Given data
────────────────

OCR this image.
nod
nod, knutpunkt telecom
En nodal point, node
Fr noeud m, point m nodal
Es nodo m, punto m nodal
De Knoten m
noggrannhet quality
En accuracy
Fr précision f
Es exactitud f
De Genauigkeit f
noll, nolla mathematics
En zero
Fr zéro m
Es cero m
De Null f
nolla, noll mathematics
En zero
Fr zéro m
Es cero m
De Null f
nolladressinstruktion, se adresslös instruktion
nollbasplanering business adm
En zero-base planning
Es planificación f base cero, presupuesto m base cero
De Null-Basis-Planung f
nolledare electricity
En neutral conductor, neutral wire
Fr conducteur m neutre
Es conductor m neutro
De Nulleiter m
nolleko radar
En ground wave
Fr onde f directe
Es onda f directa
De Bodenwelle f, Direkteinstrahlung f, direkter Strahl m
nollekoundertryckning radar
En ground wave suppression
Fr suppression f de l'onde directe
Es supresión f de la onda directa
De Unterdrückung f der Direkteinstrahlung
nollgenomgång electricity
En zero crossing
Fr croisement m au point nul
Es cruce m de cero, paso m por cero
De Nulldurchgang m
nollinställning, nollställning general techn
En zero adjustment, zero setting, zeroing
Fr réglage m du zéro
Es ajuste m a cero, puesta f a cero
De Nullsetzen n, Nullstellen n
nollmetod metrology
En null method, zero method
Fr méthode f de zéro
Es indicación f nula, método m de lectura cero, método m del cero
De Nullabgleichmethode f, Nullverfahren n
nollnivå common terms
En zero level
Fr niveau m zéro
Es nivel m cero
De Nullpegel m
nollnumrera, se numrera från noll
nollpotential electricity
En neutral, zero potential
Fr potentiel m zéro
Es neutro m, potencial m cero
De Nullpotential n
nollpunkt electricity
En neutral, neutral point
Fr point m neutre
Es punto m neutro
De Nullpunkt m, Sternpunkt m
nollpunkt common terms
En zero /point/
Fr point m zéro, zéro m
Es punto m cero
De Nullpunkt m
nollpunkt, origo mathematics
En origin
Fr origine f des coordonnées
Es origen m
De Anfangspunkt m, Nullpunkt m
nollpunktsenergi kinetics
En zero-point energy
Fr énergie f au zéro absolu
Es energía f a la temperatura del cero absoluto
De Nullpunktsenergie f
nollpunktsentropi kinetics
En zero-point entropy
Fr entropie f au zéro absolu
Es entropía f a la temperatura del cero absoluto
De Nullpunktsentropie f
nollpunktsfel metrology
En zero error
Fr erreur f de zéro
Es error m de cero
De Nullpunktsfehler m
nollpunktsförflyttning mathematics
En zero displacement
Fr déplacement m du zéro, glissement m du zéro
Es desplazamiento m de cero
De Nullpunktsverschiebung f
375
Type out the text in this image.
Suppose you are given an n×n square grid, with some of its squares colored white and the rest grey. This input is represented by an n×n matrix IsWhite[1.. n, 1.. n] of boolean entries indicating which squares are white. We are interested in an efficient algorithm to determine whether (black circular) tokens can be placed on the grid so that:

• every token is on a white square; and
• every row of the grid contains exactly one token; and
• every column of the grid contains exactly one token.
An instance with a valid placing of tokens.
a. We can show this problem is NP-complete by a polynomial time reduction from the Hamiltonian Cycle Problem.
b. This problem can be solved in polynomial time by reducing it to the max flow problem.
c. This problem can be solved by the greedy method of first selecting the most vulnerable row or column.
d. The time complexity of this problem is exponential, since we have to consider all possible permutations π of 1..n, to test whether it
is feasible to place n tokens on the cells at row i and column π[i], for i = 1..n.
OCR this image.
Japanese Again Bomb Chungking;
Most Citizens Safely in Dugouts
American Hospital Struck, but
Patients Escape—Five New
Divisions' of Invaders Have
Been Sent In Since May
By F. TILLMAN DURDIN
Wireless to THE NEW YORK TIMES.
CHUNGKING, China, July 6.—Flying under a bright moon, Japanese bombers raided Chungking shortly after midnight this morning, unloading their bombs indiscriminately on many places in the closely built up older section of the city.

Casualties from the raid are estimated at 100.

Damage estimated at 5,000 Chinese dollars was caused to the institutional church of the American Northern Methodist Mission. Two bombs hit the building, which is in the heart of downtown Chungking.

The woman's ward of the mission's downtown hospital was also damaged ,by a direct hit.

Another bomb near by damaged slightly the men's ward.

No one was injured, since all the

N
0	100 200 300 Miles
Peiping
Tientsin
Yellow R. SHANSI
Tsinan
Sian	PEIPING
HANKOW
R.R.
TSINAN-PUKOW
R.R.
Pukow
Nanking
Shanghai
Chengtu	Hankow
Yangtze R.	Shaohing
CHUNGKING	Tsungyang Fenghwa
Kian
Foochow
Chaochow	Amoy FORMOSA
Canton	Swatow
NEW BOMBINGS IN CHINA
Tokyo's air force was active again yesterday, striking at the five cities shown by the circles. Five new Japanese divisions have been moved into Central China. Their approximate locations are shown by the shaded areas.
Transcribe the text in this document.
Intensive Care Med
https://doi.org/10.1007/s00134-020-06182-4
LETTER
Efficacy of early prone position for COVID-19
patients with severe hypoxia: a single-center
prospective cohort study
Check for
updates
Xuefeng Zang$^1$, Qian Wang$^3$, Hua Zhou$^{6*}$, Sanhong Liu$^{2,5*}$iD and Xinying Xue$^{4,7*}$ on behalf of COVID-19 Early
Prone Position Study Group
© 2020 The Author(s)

────────────────

Work instructions
Among the lines of the listing above, tally the ones holding the string "directe" and give that count alone.

Solved exercise
2